EXERCISE TASK —
Gather up every line that includes the string "Wandsbeckerstieg".

DATA RECORDS —
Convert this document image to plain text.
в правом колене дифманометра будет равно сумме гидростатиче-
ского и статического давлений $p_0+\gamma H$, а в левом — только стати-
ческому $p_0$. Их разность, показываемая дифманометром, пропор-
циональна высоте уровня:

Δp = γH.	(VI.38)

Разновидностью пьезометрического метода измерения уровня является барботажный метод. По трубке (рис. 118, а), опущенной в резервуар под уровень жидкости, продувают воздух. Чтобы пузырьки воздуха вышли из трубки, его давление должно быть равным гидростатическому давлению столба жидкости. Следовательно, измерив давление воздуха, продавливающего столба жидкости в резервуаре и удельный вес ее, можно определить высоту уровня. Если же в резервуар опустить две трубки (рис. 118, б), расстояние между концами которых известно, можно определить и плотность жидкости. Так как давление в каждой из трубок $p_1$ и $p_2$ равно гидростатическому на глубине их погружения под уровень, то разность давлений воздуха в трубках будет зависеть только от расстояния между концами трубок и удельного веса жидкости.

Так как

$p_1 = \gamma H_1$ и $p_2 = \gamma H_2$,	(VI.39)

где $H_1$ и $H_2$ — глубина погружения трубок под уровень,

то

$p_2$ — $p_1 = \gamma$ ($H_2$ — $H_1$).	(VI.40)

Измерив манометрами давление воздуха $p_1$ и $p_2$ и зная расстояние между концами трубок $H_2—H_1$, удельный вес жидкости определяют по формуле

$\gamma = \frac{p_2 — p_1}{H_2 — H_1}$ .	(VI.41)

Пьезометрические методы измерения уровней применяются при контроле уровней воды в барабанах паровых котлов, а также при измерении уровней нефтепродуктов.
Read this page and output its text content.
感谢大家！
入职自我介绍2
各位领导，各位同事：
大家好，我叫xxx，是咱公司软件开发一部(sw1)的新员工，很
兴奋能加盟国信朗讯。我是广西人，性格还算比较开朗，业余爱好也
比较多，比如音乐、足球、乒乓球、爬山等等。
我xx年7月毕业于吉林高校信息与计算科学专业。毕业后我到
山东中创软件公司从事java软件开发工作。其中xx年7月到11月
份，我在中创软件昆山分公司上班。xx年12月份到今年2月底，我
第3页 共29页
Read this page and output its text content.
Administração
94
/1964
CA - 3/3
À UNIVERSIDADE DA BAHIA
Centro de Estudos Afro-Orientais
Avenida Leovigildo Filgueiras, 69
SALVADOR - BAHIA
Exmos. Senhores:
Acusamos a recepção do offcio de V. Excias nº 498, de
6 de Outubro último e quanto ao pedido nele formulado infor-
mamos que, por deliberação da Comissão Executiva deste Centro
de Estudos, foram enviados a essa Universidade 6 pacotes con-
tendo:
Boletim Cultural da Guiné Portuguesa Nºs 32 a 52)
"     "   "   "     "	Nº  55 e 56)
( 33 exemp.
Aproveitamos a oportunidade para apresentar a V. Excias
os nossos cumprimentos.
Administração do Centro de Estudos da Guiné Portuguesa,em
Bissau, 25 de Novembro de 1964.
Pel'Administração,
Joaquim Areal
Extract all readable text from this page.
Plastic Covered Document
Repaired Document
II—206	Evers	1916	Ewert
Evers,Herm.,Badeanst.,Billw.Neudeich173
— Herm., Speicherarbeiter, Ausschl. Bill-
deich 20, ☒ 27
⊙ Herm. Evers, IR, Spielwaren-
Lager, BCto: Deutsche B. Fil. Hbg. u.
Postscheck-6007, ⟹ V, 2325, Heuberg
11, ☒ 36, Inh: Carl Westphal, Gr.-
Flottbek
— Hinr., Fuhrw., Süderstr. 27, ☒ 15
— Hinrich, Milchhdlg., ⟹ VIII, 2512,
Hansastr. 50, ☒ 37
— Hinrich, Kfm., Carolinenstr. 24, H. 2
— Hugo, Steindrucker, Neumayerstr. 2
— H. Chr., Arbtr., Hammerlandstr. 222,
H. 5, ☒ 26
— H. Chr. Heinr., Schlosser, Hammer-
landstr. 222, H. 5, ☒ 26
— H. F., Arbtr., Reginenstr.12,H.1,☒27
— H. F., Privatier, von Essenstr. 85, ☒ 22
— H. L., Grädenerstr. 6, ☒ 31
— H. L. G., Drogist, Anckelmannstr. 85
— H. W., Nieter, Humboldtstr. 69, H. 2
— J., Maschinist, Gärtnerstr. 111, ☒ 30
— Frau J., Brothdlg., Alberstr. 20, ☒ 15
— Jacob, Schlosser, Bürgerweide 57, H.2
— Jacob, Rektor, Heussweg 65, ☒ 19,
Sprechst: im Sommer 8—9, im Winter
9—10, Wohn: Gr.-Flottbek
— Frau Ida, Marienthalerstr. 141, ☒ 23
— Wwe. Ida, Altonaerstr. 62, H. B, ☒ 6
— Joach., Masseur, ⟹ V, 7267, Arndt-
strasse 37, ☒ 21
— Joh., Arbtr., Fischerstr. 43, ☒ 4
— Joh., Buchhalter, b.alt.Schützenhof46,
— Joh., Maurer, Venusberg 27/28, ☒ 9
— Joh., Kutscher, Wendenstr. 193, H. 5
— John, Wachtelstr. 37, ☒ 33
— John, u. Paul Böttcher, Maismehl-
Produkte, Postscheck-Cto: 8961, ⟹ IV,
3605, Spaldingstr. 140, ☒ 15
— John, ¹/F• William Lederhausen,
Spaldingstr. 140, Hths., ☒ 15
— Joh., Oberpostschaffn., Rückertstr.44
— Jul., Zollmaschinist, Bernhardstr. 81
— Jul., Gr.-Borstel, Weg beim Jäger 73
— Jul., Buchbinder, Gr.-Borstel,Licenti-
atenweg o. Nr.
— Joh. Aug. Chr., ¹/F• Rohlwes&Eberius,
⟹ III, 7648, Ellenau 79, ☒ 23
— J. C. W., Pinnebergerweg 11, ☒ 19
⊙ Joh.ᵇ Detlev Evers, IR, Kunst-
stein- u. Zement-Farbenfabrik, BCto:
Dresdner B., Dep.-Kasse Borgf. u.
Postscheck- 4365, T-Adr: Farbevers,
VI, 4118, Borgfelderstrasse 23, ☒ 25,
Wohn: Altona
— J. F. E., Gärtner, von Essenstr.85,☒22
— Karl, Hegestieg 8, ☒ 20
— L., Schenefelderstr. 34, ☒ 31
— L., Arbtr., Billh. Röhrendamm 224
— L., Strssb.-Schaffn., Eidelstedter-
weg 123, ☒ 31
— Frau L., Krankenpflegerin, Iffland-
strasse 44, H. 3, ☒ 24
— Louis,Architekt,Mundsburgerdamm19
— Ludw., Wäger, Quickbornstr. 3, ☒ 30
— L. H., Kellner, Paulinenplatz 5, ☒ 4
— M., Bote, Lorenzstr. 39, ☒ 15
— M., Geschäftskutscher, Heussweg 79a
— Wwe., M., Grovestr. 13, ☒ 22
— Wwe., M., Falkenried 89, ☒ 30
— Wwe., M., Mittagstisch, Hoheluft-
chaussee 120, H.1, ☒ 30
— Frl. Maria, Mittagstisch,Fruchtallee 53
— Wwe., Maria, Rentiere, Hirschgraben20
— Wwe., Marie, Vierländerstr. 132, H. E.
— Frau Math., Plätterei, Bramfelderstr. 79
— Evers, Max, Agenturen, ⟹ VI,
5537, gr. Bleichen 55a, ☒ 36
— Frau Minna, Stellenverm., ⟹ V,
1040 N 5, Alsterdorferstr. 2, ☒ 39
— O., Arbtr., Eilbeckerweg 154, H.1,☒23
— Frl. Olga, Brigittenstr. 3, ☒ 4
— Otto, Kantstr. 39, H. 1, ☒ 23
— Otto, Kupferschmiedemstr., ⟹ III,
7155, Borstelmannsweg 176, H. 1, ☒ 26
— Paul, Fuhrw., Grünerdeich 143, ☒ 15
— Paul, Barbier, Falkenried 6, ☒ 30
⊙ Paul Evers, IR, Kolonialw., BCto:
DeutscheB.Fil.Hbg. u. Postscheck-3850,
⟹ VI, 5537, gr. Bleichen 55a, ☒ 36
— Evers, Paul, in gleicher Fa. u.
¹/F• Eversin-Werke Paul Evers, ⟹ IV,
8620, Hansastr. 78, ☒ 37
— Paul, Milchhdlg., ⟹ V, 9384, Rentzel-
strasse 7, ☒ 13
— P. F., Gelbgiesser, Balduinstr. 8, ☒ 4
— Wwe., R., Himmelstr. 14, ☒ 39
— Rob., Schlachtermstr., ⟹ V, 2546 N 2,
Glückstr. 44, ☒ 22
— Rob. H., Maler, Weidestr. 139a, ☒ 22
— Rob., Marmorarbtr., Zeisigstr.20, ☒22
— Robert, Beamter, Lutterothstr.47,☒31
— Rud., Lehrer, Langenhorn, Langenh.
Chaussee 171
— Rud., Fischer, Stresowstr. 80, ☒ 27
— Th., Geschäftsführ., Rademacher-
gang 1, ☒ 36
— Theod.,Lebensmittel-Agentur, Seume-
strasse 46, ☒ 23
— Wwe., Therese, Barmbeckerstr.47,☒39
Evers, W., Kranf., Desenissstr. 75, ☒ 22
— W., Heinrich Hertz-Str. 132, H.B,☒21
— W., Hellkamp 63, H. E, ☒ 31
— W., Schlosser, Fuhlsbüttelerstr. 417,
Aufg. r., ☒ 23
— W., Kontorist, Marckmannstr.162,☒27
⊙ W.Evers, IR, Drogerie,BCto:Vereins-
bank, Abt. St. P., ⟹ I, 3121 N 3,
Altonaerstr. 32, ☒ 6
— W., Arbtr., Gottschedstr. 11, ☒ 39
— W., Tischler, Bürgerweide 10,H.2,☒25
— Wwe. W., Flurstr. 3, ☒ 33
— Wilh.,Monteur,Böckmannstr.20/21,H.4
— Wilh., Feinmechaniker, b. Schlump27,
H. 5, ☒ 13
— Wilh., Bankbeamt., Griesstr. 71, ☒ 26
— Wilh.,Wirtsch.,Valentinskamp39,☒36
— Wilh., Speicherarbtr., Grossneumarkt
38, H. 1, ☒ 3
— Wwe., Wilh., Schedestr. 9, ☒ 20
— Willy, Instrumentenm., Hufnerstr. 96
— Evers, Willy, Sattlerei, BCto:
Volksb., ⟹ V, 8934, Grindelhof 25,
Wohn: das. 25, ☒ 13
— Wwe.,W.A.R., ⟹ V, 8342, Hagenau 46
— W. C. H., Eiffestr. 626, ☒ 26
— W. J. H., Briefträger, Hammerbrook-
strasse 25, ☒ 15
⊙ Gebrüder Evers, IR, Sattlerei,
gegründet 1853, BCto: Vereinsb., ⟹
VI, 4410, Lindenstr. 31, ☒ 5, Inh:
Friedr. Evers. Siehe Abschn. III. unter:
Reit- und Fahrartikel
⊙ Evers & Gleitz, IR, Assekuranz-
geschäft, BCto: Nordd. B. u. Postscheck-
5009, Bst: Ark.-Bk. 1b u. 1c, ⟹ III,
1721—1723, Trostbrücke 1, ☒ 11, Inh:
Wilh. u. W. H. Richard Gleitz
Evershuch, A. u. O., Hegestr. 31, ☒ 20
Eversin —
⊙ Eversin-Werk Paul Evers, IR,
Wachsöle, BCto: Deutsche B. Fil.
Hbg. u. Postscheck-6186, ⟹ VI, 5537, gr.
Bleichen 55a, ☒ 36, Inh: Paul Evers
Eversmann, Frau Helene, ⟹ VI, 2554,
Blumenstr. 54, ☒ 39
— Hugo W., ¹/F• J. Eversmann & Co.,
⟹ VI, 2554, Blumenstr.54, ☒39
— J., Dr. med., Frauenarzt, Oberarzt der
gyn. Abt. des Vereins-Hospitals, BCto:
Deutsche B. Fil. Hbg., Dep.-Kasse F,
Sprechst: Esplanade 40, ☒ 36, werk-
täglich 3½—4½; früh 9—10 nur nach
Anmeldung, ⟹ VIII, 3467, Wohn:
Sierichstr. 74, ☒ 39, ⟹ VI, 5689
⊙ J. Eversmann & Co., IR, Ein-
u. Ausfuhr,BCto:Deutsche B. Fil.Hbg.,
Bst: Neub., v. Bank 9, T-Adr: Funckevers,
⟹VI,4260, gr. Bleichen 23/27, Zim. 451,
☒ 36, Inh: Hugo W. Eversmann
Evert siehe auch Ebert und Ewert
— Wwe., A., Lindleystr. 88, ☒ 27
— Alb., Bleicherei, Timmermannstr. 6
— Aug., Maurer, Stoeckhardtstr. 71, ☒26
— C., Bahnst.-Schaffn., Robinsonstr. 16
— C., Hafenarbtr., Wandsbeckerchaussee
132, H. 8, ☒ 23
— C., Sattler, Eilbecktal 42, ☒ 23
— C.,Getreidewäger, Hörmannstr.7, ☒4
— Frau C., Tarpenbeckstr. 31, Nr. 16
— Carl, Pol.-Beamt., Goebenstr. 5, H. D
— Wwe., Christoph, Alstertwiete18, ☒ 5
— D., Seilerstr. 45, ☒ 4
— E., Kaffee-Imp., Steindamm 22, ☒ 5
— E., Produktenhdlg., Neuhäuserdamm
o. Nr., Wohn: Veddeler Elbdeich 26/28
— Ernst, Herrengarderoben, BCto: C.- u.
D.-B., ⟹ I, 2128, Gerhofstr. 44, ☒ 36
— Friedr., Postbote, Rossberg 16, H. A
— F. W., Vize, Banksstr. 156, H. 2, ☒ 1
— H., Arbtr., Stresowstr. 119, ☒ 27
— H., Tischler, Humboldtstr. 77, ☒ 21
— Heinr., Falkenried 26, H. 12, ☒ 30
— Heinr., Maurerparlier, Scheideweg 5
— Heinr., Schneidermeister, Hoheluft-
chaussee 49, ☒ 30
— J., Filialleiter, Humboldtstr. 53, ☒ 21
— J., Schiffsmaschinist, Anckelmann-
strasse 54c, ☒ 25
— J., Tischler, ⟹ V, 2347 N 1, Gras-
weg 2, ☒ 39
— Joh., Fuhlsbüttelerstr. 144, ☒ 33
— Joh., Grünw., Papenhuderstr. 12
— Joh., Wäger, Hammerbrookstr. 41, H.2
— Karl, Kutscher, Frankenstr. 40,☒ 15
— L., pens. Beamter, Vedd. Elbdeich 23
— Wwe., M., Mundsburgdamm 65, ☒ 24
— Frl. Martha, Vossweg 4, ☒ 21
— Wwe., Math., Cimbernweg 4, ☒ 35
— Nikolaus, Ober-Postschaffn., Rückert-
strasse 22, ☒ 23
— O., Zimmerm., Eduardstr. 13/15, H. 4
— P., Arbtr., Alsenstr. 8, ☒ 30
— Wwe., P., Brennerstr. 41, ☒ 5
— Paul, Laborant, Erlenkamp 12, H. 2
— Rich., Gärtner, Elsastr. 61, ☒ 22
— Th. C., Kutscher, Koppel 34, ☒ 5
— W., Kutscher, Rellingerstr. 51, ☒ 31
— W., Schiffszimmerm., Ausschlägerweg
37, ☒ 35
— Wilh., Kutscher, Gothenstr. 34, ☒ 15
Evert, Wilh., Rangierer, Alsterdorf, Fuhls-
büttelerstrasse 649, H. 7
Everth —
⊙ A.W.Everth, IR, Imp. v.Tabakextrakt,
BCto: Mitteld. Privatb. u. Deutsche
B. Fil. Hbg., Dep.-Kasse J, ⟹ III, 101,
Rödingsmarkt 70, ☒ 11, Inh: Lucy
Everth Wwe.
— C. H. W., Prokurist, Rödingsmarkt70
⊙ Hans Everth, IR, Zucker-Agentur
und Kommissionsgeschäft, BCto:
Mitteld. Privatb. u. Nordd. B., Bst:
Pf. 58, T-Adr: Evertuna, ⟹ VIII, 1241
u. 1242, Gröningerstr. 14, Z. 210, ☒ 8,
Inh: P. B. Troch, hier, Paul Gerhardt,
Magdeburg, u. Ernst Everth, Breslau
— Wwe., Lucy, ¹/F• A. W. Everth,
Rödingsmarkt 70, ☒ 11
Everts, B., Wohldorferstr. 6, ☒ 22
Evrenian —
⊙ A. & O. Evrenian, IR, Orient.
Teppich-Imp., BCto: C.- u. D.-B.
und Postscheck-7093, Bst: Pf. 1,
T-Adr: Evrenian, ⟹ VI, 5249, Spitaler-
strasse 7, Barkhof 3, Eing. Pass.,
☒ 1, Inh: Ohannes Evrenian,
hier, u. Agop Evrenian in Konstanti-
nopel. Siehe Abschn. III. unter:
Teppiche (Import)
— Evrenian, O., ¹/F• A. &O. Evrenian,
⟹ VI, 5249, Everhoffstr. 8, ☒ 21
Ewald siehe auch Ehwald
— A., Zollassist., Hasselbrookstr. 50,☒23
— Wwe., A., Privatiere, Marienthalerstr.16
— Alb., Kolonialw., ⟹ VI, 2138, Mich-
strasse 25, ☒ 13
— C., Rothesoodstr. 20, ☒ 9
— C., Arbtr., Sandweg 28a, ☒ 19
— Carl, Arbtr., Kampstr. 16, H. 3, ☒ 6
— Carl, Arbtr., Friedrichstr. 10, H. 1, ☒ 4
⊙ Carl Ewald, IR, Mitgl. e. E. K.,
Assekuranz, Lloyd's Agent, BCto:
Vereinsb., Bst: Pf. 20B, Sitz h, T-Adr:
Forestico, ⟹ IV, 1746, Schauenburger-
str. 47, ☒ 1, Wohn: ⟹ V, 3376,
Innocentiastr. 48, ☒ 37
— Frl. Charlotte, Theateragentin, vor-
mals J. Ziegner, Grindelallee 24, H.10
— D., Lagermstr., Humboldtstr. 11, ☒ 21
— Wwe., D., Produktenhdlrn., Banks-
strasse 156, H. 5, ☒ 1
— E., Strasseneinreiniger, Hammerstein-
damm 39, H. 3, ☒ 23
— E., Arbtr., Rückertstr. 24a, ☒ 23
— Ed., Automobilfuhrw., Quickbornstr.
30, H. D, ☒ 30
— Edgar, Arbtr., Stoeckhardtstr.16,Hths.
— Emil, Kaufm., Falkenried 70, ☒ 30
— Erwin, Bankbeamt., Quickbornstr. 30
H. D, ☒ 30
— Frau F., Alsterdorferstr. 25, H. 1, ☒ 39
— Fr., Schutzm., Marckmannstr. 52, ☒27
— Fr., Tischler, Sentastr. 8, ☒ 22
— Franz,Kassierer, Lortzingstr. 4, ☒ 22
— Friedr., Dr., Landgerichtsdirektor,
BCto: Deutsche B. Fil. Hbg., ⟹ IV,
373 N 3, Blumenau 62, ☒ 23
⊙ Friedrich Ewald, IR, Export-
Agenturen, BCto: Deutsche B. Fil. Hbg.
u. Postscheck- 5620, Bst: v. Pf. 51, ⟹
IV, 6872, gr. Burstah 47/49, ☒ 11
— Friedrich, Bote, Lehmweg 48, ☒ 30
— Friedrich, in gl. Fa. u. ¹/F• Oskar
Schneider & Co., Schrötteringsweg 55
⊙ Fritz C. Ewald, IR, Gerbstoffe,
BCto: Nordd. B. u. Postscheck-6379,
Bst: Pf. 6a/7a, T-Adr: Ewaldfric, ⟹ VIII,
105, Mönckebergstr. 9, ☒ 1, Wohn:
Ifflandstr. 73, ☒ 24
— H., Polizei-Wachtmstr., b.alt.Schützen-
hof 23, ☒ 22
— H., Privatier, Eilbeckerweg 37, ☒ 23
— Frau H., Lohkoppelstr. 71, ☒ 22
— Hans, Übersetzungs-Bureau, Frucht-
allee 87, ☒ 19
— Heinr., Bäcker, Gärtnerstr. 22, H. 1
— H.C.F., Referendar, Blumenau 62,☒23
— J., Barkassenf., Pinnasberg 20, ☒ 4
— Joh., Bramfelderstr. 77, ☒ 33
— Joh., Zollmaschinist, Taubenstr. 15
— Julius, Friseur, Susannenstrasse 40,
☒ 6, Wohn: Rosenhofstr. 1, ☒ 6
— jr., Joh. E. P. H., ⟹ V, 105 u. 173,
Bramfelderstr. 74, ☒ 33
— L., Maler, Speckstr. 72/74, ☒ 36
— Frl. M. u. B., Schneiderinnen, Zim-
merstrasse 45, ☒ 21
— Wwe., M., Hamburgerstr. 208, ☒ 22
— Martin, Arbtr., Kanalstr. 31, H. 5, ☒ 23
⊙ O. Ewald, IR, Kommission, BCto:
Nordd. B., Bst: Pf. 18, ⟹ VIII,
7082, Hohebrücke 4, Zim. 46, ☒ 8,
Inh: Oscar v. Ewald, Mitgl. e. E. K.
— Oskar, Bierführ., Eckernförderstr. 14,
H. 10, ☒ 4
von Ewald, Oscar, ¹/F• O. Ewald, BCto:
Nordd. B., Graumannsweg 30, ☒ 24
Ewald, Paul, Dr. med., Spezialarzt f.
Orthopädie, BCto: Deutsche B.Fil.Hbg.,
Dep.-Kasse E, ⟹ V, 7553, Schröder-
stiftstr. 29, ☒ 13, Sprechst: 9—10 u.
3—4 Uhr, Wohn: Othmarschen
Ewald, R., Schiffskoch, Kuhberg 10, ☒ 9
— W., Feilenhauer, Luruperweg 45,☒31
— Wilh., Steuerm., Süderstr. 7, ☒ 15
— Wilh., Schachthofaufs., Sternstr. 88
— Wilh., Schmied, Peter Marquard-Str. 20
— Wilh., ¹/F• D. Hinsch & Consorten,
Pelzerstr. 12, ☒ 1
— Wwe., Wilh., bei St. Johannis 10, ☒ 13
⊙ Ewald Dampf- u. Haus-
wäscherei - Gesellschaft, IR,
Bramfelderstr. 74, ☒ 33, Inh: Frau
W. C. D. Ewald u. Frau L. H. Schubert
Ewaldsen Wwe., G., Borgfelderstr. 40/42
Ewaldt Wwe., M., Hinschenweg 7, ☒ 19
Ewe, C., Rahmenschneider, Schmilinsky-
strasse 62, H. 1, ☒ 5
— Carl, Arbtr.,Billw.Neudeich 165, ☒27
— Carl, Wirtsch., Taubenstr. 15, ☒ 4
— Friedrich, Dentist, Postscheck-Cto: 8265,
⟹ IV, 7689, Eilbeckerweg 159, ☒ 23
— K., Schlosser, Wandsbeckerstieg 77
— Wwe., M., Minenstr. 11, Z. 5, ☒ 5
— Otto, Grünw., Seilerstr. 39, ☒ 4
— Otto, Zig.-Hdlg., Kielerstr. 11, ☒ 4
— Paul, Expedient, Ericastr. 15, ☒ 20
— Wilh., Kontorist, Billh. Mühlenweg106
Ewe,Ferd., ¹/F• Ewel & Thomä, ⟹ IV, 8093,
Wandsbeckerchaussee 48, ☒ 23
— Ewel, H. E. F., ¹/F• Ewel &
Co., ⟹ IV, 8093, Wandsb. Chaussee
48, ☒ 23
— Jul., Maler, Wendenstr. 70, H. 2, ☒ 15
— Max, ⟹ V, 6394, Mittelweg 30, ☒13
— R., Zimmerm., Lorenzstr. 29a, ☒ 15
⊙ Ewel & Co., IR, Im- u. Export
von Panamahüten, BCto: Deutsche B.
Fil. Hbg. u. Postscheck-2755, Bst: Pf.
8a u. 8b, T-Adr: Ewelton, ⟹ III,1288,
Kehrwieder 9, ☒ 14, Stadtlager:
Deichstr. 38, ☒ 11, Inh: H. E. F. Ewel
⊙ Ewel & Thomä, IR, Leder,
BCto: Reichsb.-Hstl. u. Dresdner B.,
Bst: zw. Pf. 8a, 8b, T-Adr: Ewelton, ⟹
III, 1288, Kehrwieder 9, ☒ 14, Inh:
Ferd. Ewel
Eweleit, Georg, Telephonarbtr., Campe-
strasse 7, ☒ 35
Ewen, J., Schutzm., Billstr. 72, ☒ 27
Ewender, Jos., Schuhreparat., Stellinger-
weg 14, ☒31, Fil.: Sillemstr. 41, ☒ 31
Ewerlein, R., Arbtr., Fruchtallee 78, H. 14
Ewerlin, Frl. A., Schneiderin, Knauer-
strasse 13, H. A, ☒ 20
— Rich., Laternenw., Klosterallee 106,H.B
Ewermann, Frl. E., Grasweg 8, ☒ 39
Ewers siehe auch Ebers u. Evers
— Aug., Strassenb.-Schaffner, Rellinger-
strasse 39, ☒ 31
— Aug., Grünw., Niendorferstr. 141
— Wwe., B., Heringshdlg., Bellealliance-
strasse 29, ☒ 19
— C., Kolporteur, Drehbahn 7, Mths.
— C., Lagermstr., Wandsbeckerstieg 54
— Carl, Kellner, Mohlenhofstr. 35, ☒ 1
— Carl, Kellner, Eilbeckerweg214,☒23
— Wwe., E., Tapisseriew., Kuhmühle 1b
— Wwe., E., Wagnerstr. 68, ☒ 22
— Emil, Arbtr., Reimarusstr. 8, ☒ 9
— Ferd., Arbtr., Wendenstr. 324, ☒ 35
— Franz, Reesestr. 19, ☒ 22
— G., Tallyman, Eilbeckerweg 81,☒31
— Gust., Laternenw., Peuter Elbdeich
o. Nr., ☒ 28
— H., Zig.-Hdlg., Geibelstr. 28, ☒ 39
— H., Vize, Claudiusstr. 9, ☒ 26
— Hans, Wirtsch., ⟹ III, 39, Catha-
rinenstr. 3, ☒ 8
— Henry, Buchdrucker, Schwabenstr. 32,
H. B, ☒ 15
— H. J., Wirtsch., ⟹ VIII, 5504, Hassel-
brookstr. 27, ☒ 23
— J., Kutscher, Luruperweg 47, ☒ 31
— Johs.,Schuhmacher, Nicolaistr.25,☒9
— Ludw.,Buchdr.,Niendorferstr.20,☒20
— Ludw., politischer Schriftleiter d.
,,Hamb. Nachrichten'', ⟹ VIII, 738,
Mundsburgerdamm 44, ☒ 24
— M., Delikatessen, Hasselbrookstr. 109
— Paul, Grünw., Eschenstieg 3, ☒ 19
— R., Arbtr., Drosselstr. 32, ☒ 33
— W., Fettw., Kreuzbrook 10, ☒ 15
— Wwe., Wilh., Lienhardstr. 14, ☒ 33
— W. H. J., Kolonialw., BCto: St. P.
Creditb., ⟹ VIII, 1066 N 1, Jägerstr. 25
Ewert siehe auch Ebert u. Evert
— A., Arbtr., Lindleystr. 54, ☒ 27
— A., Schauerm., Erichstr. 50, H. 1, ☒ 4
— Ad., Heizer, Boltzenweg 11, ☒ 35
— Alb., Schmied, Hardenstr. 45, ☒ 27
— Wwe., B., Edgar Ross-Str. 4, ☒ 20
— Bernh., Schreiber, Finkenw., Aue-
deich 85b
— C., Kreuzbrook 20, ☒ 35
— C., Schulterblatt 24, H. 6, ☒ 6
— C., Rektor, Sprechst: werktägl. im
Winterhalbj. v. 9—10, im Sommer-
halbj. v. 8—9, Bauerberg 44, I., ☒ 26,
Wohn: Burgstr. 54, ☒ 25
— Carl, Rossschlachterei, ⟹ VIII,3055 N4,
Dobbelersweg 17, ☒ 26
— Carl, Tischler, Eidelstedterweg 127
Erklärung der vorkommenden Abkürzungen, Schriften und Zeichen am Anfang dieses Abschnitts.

THE SOLUTION —
— K., Schlosser, Wandsbeckerstieg 77
— C., Lagermstr., Wandsbeckerstieg 54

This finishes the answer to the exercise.